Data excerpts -
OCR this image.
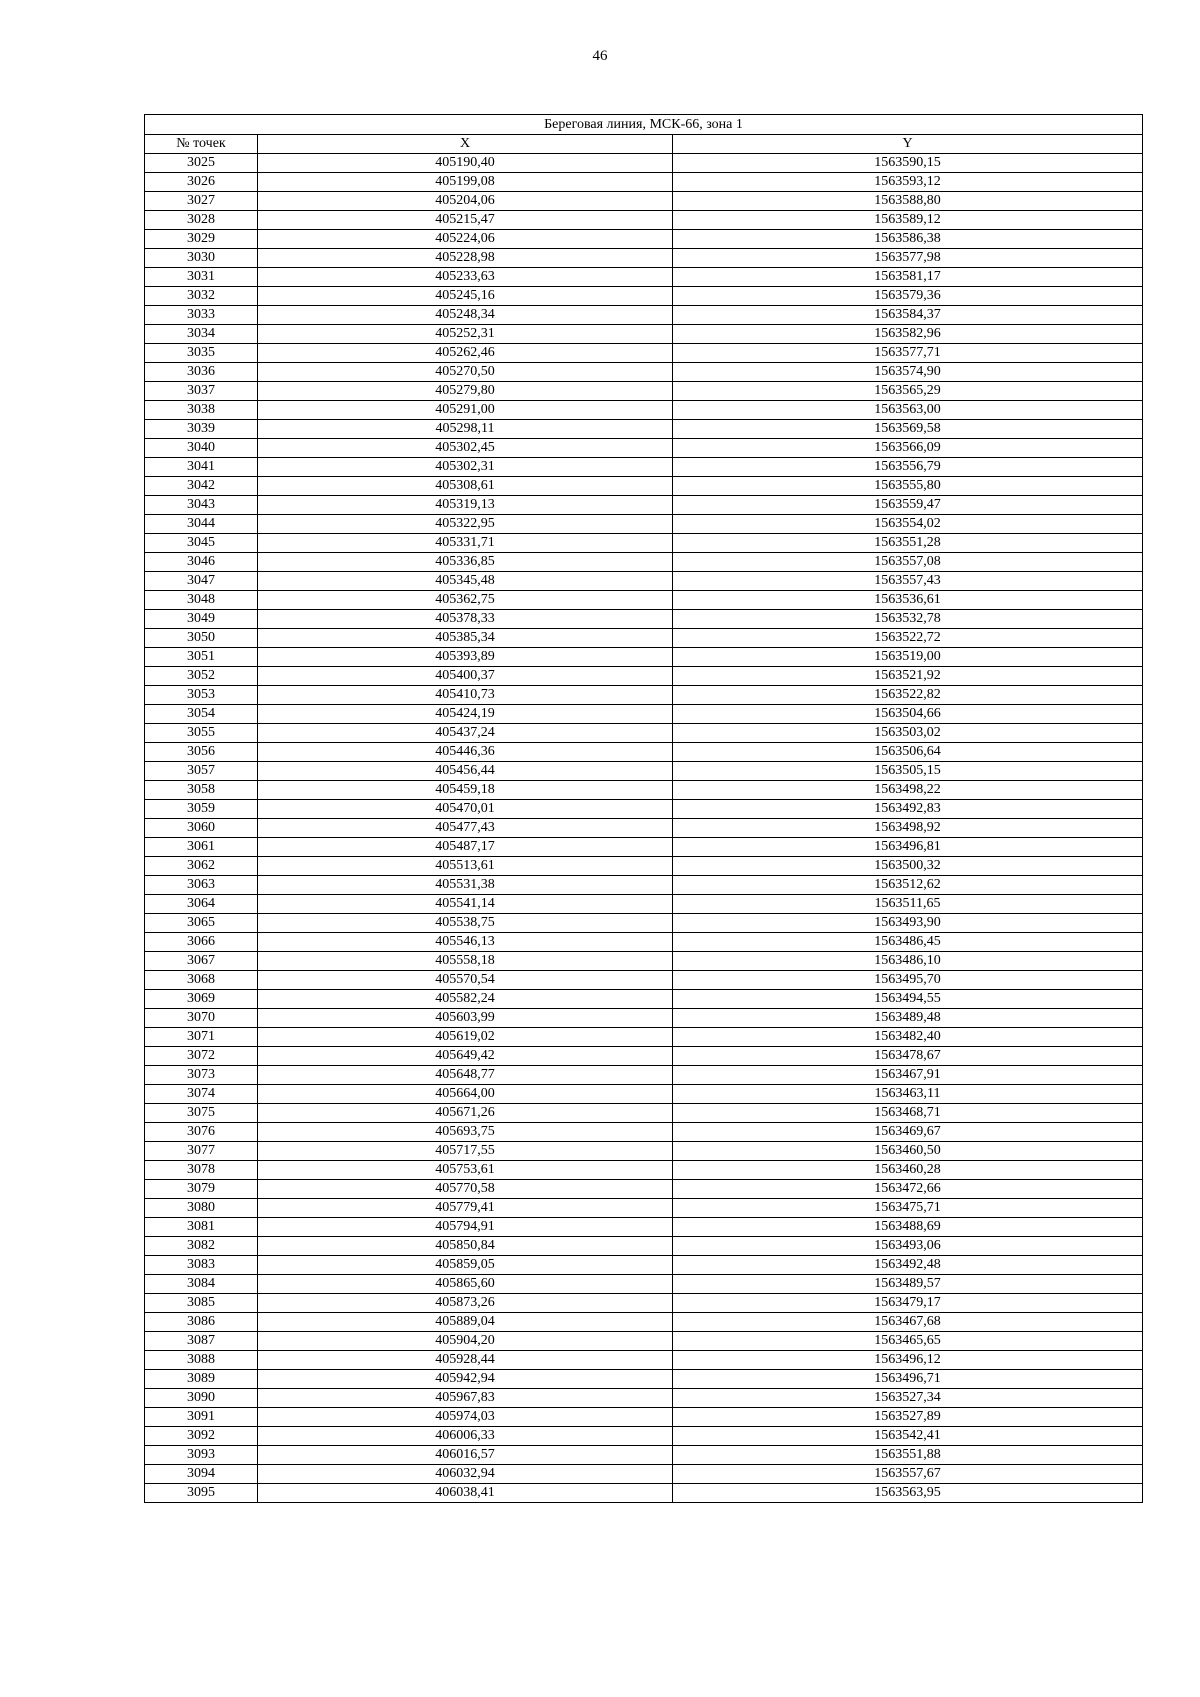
46
Береговая линия, МСК-66, зона 1		
№ точек	X	Y
3025	405190,40	1563590,15
3026	405199,08	1563593,12
3027	405204,06	1563588,80
3028	405215,47	1563589,12
3029	405224,06	1563586,38
3030	405228,98	1563577,98
3031	405233,63	1563581,17
3032	405245,16	1563579,36
3033	405248,34	1563584,37
3034	405252,31	1563582,96
3035	405262,46	1563577,71
3036	405270,50	1563574,90
3037	405279,80	1563565,29
3038	405291,00	1563563,00
3039	405298,11	1563569,58
3040	405302,45	1563566,09
3041	405302,31	1563556,79
3042	405308,61	1563555,80
3043	405319,13	1563559,47
3044	405322,95	1563554,02
3045	405331,71	1563551,28
3046	405336,85	1563557,08
3047	405345,48	1563557,43
3048	405362,75	1563536,61
3049	405378,33	1563532,78
3050	405385,34	1563522,72
3051	405393,89	1563519,00
3052	405400,37	1563521,92
3053	405410,73	1563522,82
3054	405424,19	1563504,66
3055	405437,24	1563503,02
3056	405446,36	1563506,64
3057	405456,44	1563505,15
3058	405459,18	1563498,22
3059	405470,01	1563492,83
3060	405477,43	1563498,92
3061	405487,17	1563496,81
3062	405513,61	1563500,32
3063	405531,38	1563512,62
3064	405541,14	1563511,65
3065	405538,75	1563493,90
3066	405546,13	1563486,45
3067	405558,18	1563486,10
3068	405570,54	1563495,70
3069	405582,24	1563494,55
3070	405603,99	1563489,48
3071	405619,02	1563482,40
3072	405649,42	1563478,67
3073	405648,77	1563467,91
3074	405664,00	1563463,11
3075	405671,26	1563468,71
3076	405693,75	1563469,67
3077	405717,55	1563460,50
3078	405753,61	1563460,28
3079	405770,58	1563472,66
3080	405779,41	1563475,71
3081	405794,91	1563488,69
3082	405850,84	1563493,06
3083	405859,05	1563492,48
3084	405865,60	1563489,57
3085	405873,26	1563479,17
3086	405889,04	1563467,68
3087	405904,20	1563465,65
3088	405928,44	1563496,12
3089	405942,94	1563496,71
3090	405967,83	1563527,34
3091	405974,03	1563527,89
3092	406006,33	1563542,41
3093	406016,57	1563551,88
3094	406032,94	1563557,67
3095	406038,41	1563563,95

Problem statement -
All the records need to be repeated exactly, with the images dropped.

Answer to the exercise -
OCR this image.
46
Береговая линия, МСК-66, зона 1		
№ точек	X	Y
3025	405190,40	1563590,15
3026	405199,08	1563593,12
3027	405204,06	1563588,80
3028	405215,47	1563589,12
3029	405224,06	1563586,38
3030	405228,98	1563577,98
3031	405233,63	1563581,17
3032	405245,16	1563579,36
3033	405248,34	1563584,37
3034	405252,31	1563582,96
3035	405262,46	1563577,71
3036	405270,50	1563574,90
3037	405279,80	1563565,29
3038	405291,00	1563563,00
3039	405298,11	1563569,58
3040	405302,45	1563566,09
3041	405302,31	1563556,79
3042	405308,61	1563555,80
3043	405319,13	1563559,47
3044	405322,95	1563554,02
3045	405331,71	1563551,28
3046	405336,85	1563557,08
3047	405345,48	1563557,43
3048	405362,75	1563536,61
3049	405378,33	1563532,78
3050	405385,34	1563522,72
3051	405393,89	1563519,00
3052	405400,37	1563521,92
3053	405410,73	1563522,82
3054	405424,19	1563504,66
3055	405437,24	1563503,02
3056	405446,36	1563506,64
3057	405456,44	1563505,15
3058	405459,18	1563498,22
3059	405470,01	1563492,83
3060	405477,43	1563498,92
3061	405487,17	1563496,81
3062	405513,61	1563500,32
3063	405531,38	1563512,62
3064	405541,14	1563511,65
3065	405538,75	1563493,90
3066	405546,13	1563486,45
3067	405558,18	1563486,10
3068	405570,54	1563495,70
3069	405582,24	1563494,55
3070	405603,99	1563489,48
3071	405619,02	1563482,40
3072	405649,42	1563478,67
3073	405648,77	1563467,91
3074	405664,00	1563463,11
3075	405671,26	1563468,71
3076	405693,75	1563469,67
3077	405717,55	1563460,50
3078	405753,61	1563460,28
3079	405770,58	1563472,66
3080	405779,41	1563475,71
3081	405794,91	1563488,69
3082	405850,84	1563493,06
3083	405859,05	1563492,48
3084	405865,60	1563489,57
3085	405873,26	1563479,17
3086	405889,04	1563467,68
3087	405904,20	1563465,65
3088	405928,44	1563496,12
3089	405942,94	1563496,71
3090	405967,83	1563527,34
3091	405974,03	1563527,89
3092	406006,33	1563542,41
3093	406016,57	1563551,88
3094	406032,94	1563557,67
3095	406038,41	1563563,95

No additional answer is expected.